» EXERCISE BRIEF: Reproduce the material below line for line, changing nothing.

» ENTRIES SUPPLIED:
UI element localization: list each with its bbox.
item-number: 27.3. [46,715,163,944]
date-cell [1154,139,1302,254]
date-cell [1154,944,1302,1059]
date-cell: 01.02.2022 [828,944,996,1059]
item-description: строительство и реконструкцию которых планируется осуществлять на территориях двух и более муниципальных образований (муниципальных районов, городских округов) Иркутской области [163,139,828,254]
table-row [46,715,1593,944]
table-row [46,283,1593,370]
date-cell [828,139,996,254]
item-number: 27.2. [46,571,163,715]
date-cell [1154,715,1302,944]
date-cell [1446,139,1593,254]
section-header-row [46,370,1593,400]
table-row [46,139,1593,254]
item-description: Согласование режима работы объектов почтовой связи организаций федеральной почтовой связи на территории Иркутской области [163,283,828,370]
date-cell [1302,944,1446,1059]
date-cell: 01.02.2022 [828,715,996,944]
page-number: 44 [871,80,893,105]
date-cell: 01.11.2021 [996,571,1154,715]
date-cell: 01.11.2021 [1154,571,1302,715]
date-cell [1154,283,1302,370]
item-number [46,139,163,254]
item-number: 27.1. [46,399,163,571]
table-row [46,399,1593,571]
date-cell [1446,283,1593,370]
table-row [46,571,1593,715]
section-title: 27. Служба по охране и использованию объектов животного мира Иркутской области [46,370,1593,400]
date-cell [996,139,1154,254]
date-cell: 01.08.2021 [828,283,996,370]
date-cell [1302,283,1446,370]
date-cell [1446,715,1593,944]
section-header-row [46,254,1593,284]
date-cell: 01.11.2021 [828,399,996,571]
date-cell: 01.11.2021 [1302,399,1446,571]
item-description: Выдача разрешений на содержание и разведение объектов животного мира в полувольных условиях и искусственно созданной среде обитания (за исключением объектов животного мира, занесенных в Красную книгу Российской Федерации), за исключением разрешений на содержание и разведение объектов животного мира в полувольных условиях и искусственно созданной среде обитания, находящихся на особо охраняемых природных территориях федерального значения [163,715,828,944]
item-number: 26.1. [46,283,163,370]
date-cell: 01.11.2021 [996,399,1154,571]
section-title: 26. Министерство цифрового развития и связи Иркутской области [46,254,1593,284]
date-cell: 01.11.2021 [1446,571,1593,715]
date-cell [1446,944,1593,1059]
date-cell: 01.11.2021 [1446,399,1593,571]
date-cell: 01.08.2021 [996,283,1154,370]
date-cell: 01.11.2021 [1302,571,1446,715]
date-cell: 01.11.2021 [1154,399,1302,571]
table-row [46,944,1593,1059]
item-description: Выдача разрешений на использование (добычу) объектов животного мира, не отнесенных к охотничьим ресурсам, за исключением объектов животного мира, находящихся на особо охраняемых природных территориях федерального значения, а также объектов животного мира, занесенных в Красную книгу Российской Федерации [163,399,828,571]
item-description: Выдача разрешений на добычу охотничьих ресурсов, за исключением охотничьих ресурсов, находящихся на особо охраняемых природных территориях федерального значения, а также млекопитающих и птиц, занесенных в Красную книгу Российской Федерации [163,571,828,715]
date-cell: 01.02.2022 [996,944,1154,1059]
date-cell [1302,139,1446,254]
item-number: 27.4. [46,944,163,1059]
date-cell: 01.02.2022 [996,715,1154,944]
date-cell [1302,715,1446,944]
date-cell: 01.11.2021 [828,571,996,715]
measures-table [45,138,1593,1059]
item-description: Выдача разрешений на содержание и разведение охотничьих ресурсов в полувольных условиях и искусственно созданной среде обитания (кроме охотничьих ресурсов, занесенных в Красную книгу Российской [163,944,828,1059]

» EXERCISE RESPONSE:
UI element localization: list each with its bbox.
item-number: 27.3. [46,715,163,944]
date-cell [1154,139,1302,254]
date-cell [1154,944,1302,1059]
date-cell: 01.02.2022 [828,944,996,1059]
item-description: строительство и реконструкцию которых планируется осуществлять на территориях двух и более муниципальных образований (муниципальных районов, городских округов) Иркутской области [163,139,828,254]
table-row [46,715,1593,944]
table-row [46,283,1593,370]
date-cell [828,139,996,254]
item-number: 27.2. [46,571,163,715]
date-cell [1154,715,1302,944]
date-cell [1446,139,1593,254]
section-header-row [46,370,1593,400]
table-row [46,139,1593,254]
item-description: Согласование режима работы объектов почтовой связи организаций федеральной почтовой связи на территории Иркутской области [163,283,828,370]
date-cell [1302,944,1446,1059]
date-cell: 01.02.2022 [828,715,996,944]
page-number: 44 [871,80,893,105]
date-cell: 01.11.2021 [996,571,1154,715]
date-cell: 01.11.2021 [1154,571,1302,715]
date-cell [1154,283,1302,370]
item-number [46,139,163,254]
item-number: 27.1. [46,399,163,571]
table-row [46,399,1593,571]
date-cell [1446,283,1593,370]
table-row [46,571,1593,715]
section-title: 27. Служба по охране и использованию объектов животного мира Иркутской области [46,370,1593,400]
date-cell [996,139,1154,254]
date-cell: 01.08.2021 [828,283,996,370]
date-cell [1302,283,1446,370]
date-cell [1446,715,1593,944]
section-header-row [46,254,1593,284]
date-cell: 01.11.2021 [828,399,996,571]
date-cell: 01.11.2021 [1302,399,1446,571]
item-description: Выдача разрешений на содержание и разведение объектов животного мира в полувольных условиях и искусственно созданной среде обитания (за исключением объектов животного мира, занесенных в Красную книгу Российской Федерации), за исключением разрешений на содержание и разведение объектов животного мира в полувольных условиях и искусственно созданной среде обитания, находящихся на особо охраняемых природных территориях федерального значения [163,715,828,944]
item-number: 26.1. [46,283,163,370]
date-cell: 01.11.2021 [996,399,1154,571]
section-title: 26. Министерство цифрового развития и связи Иркутской области [46,254,1593,284]
date-cell: 01.11.2021 [1446,571,1593,715]
date-cell [1446,944,1593,1059]
date-cell: 01.11.2021 [1446,399,1593,571]
date-cell: 01.08.2021 [996,283,1154,370]
date-cell: 01.11.2021 [1302,571,1446,715]
date-cell: 01.11.2021 [1154,399,1302,571]
table-row [46,944,1593,1059]
item-description: Выдача разрешений на использование (добычу) объектов животного мира, не отнесенных к охотничьим ресурсам, за исключением объектов животного мира, находящихся на особо охраняемых природных территориях федерального значения, а также объектов животного мира, занесенных в Красную книгу Российской Федерации [163,399,828,571]
item-description: Выдача разрешений на добычу охотничьих ресурсов, за исключением охотничьих ресурсов, находящихся на особо охраняемых природных территориях федерального значения, а также млекопитающих и птиц, занесенных в Красную книгу Российской Федерации [163,571,828,715]
date-cell: 01.02.2022 [996,944,1154,1059]
date-cell [1302,139,1446,254]
item-number: 27.4. [46,944,163,1059]
date-cell: 01.02.2022 [996,715,1154,944]
date-cell [1302,715,1446,944]
date-cell: 01.11.2021 [828,571,996,715]
measures-table [45,138,1593,1059]
item-description: Выдача разрешений на содержание и разведение охотничьих ресурсов в полувольных условиях и искусственно созданной среде обитания (кроме охотничьих ресурсов, занесенных в Красную книгу Российской [163,944,828,1059]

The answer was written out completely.